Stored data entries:
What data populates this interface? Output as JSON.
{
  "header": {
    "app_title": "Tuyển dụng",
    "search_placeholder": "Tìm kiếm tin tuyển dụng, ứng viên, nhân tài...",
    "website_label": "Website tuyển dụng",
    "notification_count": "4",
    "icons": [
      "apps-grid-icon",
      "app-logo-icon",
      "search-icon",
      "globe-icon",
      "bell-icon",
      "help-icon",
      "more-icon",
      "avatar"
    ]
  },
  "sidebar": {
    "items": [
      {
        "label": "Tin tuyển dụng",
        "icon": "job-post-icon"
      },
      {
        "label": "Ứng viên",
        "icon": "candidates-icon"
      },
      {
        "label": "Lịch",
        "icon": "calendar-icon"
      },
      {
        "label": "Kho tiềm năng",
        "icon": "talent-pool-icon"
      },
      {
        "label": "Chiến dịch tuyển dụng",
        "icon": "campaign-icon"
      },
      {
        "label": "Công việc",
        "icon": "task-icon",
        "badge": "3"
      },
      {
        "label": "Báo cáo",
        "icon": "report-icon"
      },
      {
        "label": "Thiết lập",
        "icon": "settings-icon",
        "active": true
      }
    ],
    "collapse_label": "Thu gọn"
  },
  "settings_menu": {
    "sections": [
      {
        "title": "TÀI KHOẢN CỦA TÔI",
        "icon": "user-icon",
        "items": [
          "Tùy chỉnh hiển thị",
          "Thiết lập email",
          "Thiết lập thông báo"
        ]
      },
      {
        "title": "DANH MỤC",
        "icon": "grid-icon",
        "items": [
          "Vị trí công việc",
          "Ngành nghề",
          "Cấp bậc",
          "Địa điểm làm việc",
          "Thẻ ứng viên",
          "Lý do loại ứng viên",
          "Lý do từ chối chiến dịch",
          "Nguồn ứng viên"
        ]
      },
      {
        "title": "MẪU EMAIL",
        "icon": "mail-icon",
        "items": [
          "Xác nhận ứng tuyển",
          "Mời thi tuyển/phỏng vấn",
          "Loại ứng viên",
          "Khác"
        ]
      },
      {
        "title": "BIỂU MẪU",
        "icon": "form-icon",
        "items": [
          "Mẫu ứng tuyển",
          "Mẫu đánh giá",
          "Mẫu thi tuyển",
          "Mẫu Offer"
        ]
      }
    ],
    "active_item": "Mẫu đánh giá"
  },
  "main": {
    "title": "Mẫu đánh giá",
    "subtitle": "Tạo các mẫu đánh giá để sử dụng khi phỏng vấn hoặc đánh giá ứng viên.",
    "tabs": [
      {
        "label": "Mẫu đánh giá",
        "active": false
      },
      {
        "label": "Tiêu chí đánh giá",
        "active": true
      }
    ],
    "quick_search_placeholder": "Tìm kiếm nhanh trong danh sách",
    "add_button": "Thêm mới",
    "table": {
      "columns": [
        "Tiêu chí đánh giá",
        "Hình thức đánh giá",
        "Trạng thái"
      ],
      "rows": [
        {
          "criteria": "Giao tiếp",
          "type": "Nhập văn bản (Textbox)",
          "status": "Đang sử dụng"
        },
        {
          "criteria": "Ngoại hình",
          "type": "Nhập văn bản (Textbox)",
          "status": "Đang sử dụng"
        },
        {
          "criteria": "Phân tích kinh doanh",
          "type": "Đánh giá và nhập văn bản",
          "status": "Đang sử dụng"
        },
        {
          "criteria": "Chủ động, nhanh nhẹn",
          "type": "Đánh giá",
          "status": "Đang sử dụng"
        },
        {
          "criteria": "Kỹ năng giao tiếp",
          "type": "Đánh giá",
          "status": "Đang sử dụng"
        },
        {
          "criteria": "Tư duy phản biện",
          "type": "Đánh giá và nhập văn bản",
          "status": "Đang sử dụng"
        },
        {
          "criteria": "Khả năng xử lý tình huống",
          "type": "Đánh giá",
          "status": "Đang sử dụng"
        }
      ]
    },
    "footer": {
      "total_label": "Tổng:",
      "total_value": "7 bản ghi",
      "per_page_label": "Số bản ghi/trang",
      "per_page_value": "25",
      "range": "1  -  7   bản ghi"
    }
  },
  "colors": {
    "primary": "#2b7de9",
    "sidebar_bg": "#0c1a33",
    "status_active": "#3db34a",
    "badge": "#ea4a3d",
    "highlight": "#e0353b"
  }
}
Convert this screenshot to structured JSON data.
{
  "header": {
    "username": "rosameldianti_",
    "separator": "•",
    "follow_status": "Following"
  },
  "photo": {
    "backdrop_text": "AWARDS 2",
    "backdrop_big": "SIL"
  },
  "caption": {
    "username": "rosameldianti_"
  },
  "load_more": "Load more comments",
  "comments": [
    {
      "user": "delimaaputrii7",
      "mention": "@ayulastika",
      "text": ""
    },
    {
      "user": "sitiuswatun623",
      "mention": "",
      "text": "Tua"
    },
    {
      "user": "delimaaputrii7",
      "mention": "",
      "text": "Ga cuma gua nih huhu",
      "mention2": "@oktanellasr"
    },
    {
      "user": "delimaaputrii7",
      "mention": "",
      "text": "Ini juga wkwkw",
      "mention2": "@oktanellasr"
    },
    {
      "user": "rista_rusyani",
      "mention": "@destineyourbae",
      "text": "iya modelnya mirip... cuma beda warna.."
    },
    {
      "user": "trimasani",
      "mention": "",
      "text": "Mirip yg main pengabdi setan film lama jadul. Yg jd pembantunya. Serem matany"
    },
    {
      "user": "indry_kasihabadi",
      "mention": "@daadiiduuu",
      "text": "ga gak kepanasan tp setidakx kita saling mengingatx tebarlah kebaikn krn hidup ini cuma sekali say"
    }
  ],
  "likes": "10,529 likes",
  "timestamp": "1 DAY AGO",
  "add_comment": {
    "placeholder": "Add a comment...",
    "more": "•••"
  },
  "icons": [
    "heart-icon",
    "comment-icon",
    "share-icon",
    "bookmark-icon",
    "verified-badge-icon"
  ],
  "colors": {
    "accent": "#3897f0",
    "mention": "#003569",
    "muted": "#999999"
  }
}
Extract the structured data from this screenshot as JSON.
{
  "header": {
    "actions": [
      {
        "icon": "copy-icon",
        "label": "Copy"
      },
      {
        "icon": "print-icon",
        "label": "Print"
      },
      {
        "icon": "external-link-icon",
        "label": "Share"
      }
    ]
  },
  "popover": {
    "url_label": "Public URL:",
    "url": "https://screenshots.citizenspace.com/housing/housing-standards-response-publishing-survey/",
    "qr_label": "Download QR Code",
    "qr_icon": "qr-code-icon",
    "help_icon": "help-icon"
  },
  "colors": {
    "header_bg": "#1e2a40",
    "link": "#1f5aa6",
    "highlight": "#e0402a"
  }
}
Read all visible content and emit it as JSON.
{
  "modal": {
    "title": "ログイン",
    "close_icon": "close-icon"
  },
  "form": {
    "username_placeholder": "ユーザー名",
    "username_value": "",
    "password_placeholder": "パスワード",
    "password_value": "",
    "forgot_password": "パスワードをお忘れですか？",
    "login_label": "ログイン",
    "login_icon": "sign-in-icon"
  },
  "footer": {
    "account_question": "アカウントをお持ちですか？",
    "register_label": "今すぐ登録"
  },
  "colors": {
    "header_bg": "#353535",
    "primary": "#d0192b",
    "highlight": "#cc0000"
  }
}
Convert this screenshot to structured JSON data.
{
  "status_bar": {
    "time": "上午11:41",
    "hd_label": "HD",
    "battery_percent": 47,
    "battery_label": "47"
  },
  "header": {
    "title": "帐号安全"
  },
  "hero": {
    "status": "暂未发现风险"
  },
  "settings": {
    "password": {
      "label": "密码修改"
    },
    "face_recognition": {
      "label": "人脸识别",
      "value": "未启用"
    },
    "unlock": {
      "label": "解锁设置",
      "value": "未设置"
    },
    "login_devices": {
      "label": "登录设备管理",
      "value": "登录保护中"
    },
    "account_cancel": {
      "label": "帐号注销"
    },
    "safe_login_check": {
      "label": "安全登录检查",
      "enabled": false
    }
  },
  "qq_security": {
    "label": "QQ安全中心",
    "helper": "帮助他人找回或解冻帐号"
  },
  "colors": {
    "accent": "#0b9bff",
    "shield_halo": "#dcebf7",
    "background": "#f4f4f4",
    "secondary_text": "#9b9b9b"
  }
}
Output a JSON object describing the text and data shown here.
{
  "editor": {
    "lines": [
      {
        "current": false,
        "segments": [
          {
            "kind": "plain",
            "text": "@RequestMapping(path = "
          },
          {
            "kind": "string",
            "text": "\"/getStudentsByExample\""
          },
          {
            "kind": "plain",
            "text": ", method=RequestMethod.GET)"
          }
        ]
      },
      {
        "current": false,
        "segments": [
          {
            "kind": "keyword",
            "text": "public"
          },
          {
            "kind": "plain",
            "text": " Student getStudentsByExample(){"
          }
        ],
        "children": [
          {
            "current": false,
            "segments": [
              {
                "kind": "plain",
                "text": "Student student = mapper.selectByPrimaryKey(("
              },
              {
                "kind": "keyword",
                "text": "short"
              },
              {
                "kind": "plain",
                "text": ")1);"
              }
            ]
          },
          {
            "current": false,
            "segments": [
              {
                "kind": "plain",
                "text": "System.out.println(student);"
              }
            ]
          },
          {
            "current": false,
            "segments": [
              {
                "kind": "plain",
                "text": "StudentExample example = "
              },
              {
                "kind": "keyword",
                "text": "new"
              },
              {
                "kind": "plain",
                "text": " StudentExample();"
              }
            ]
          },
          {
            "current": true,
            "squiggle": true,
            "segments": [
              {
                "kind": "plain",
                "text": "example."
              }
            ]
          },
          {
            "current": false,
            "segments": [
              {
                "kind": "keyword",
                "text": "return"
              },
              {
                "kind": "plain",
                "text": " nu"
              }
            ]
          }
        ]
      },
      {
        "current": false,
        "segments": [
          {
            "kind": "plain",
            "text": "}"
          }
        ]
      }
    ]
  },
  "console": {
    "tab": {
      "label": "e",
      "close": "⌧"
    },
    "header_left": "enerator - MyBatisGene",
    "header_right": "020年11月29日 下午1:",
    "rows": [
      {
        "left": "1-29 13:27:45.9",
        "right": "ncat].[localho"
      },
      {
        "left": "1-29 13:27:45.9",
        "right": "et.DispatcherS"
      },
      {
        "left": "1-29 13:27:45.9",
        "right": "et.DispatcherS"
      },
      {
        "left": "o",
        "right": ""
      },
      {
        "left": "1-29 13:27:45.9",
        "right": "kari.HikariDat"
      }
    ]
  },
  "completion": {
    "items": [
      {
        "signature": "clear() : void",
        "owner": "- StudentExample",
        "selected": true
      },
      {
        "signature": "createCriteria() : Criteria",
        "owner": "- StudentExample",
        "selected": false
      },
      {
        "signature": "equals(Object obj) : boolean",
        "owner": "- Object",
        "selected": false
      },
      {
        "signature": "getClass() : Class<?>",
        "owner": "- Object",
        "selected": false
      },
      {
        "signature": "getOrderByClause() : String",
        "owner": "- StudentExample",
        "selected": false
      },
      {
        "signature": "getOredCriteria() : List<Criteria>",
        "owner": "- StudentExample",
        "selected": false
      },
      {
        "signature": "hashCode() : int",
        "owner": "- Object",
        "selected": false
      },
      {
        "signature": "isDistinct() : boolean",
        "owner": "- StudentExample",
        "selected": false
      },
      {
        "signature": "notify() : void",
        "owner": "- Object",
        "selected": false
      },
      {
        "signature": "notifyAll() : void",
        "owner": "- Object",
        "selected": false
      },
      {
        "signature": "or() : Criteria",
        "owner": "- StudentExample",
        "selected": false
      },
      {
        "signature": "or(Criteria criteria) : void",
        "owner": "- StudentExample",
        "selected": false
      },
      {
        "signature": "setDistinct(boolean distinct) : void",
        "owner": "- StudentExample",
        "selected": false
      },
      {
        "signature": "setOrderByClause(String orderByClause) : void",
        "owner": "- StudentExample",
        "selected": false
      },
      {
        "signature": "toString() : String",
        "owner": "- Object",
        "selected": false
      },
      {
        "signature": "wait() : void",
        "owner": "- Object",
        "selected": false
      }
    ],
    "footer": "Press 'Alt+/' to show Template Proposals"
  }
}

:: Exercise ::
Copy out each line of the material that holds the word "việc".

:: Task response ::
        "label": "Công việc",
          "Vị trí công việc",
          "Địa điểm làm việc",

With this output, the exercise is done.